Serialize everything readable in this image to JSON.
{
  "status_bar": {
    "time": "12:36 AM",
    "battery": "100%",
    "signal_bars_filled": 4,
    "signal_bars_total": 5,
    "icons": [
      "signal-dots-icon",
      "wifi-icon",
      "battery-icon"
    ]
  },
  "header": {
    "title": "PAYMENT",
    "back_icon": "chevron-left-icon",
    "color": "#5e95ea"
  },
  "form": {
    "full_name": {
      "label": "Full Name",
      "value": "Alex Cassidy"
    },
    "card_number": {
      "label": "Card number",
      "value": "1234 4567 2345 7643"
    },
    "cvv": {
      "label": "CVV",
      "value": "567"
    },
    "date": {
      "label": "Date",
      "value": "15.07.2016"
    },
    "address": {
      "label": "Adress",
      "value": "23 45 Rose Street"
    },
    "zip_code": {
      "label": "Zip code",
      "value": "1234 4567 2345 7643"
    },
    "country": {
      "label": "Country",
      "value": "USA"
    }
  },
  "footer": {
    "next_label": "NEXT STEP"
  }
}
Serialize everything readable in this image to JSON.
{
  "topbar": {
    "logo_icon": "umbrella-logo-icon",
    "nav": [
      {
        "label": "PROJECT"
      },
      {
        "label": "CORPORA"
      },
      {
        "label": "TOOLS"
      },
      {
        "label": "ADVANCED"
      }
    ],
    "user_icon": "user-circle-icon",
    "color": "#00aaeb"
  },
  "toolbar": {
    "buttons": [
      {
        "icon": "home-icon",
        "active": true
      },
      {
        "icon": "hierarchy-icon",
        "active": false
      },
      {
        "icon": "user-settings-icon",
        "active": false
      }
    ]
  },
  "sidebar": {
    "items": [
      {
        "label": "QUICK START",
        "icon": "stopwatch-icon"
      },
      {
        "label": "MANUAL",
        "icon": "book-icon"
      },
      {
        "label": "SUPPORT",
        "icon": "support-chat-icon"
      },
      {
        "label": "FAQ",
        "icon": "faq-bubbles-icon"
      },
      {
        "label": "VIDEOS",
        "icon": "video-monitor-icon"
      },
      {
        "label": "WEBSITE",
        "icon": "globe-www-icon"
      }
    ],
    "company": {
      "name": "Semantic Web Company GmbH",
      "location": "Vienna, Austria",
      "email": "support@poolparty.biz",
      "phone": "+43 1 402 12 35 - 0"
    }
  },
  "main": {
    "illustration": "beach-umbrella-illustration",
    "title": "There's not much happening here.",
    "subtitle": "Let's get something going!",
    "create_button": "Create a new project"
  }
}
* * *
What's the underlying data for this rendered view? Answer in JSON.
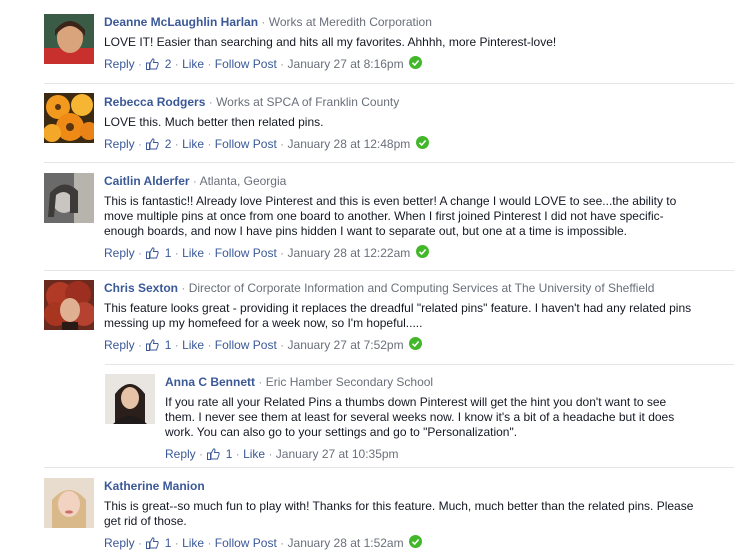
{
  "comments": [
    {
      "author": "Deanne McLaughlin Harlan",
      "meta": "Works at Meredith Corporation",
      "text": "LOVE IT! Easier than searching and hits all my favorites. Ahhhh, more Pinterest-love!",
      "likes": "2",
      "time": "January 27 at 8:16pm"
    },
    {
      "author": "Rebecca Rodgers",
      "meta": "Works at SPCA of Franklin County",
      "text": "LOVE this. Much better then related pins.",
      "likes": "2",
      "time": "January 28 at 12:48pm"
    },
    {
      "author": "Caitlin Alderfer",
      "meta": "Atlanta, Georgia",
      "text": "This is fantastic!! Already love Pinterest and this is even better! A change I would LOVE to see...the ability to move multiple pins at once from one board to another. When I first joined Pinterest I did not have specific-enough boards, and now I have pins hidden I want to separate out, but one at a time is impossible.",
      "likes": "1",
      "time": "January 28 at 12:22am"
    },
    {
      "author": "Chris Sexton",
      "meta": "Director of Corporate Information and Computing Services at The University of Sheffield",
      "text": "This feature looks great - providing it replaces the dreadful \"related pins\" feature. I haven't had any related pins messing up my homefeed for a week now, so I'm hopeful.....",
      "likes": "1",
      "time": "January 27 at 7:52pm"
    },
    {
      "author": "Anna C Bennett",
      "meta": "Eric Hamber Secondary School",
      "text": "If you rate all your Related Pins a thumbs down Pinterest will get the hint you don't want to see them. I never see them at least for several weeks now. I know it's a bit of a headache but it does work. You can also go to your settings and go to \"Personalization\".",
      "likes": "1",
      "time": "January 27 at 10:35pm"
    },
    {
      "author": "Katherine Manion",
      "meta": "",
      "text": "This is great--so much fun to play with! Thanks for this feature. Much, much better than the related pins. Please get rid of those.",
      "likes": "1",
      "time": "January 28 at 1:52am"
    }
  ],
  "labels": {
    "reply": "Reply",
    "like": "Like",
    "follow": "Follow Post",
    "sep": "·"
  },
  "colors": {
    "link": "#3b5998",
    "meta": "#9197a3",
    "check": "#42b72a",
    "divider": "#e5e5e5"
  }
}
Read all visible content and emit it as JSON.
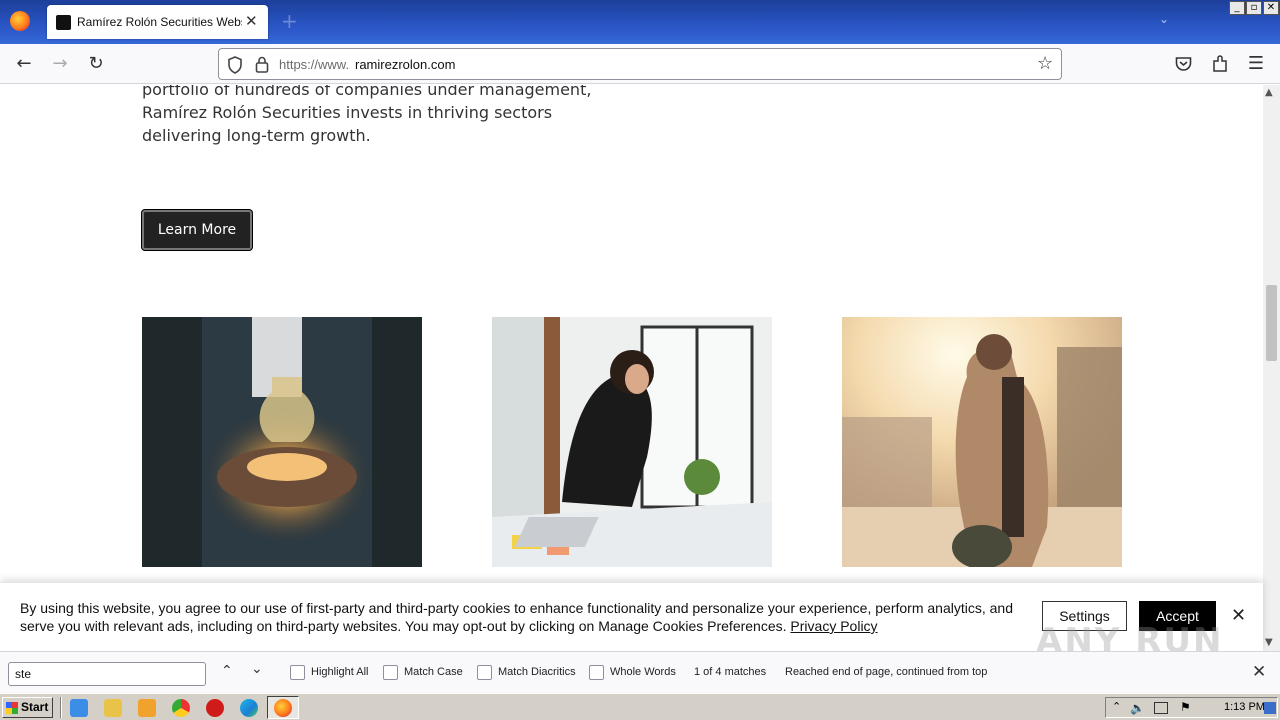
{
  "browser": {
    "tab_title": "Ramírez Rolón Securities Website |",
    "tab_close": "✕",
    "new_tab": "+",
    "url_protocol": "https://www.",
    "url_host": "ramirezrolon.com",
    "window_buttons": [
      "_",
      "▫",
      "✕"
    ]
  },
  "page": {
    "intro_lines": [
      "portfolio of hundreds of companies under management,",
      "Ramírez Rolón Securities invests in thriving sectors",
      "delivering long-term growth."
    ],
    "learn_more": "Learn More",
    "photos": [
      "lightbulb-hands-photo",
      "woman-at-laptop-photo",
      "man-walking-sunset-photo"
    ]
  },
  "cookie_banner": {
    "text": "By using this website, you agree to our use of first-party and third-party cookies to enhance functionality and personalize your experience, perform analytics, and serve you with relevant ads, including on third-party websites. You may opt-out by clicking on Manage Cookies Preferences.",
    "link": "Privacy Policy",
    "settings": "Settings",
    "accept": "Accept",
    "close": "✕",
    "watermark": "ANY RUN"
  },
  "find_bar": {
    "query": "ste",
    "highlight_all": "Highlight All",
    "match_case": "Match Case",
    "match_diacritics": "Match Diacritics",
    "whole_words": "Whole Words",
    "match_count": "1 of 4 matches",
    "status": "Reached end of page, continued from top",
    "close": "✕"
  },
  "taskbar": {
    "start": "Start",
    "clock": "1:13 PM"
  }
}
---
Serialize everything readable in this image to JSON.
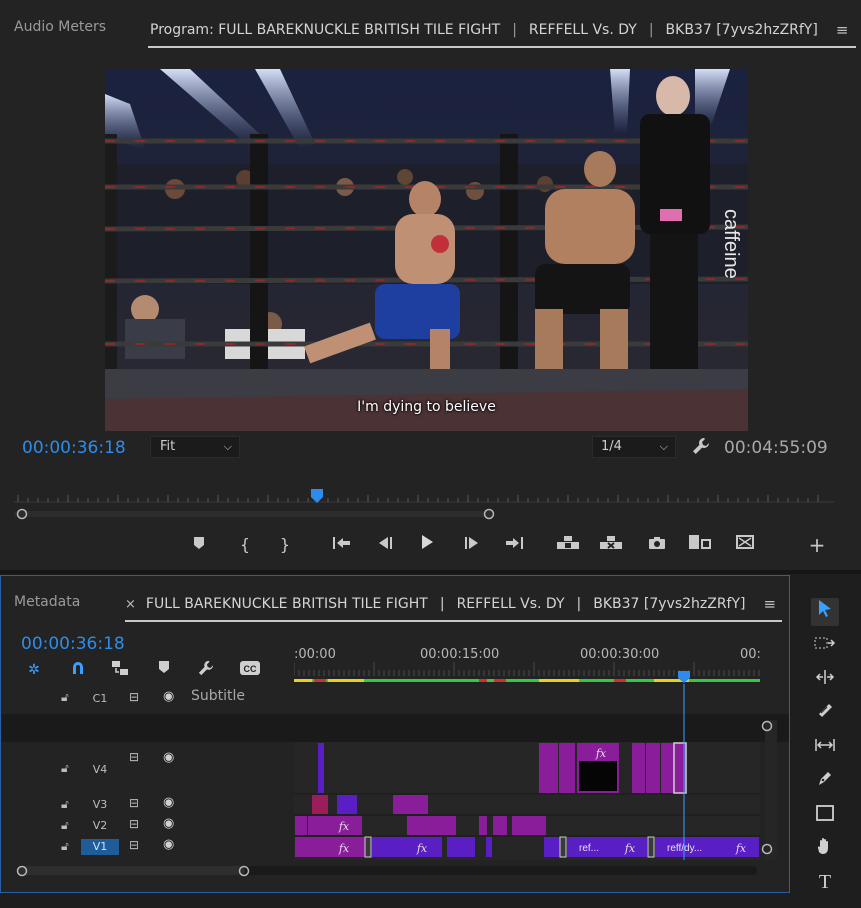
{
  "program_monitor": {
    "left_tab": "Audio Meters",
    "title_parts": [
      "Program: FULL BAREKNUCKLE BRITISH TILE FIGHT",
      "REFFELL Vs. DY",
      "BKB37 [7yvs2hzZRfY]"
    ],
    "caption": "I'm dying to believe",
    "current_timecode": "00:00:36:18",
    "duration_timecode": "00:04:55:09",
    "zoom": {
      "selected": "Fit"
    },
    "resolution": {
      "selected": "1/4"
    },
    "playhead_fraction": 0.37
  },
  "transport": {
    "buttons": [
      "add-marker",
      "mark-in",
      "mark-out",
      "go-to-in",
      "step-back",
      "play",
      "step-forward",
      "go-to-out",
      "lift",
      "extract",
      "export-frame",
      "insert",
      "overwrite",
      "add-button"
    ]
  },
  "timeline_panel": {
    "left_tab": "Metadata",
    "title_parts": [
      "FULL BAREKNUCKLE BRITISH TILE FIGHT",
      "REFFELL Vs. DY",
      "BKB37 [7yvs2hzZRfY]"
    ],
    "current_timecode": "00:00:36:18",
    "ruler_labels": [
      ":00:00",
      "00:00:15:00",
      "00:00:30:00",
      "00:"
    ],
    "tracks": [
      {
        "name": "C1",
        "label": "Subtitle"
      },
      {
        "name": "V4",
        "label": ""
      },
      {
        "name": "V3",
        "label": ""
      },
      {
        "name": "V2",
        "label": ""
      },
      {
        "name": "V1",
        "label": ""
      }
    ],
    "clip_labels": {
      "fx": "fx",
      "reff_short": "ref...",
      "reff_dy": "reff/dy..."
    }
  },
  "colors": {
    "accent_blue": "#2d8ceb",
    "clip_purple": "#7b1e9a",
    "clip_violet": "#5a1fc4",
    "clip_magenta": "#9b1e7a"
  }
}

# Objective:
Find every line that includes the string "LOVE". Report how many there are and nothing else.

# Full solution:
3